══ GIVEN DATA
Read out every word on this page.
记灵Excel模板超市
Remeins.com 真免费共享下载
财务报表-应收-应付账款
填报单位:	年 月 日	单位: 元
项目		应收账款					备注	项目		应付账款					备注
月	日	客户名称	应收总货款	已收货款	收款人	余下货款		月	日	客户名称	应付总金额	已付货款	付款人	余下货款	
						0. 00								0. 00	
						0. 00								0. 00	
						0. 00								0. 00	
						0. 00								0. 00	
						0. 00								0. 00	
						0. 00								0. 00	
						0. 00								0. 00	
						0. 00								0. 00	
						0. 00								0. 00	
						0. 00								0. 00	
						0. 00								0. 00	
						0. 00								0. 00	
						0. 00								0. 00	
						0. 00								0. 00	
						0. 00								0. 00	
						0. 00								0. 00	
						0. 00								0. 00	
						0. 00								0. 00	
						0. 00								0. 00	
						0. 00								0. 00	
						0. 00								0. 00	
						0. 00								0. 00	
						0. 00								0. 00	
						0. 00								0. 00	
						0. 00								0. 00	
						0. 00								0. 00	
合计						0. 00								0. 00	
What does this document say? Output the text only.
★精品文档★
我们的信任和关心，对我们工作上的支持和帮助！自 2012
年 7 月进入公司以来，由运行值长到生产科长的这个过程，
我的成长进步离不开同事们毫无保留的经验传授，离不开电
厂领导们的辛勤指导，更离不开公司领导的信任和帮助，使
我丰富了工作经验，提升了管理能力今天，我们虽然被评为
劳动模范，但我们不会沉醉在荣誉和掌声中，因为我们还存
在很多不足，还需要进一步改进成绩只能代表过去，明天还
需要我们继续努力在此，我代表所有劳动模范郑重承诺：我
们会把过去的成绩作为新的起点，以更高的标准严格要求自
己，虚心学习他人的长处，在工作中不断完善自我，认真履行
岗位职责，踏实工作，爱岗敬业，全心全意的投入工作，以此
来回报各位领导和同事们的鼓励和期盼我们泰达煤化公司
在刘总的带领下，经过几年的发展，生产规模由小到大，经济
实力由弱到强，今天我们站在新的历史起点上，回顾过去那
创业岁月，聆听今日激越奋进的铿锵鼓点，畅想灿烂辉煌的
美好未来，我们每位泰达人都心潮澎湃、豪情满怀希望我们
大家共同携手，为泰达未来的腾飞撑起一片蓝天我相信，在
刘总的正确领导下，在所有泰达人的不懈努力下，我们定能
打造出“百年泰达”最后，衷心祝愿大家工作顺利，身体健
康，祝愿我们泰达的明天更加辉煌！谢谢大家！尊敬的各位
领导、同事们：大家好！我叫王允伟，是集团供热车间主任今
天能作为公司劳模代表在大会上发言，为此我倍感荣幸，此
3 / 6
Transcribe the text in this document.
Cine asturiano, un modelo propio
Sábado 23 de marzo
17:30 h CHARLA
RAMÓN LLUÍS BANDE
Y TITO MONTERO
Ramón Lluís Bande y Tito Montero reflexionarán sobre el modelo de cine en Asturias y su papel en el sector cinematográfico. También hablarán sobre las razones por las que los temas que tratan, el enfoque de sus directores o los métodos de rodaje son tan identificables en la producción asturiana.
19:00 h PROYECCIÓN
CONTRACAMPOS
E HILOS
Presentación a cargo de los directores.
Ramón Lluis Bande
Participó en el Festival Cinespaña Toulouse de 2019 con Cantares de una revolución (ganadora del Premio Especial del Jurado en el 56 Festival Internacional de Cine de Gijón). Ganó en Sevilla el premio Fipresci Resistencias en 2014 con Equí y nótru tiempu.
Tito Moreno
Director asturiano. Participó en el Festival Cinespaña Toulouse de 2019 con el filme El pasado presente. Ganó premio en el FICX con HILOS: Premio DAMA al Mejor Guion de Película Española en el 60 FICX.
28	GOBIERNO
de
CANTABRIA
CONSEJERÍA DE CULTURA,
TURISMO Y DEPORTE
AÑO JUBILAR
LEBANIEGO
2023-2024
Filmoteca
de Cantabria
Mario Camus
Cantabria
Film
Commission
════
**DO THIS:** For the entries above, state how many lines contain the word "directores". Provide the number by itself.

**WRITTEN ANSWER:** 2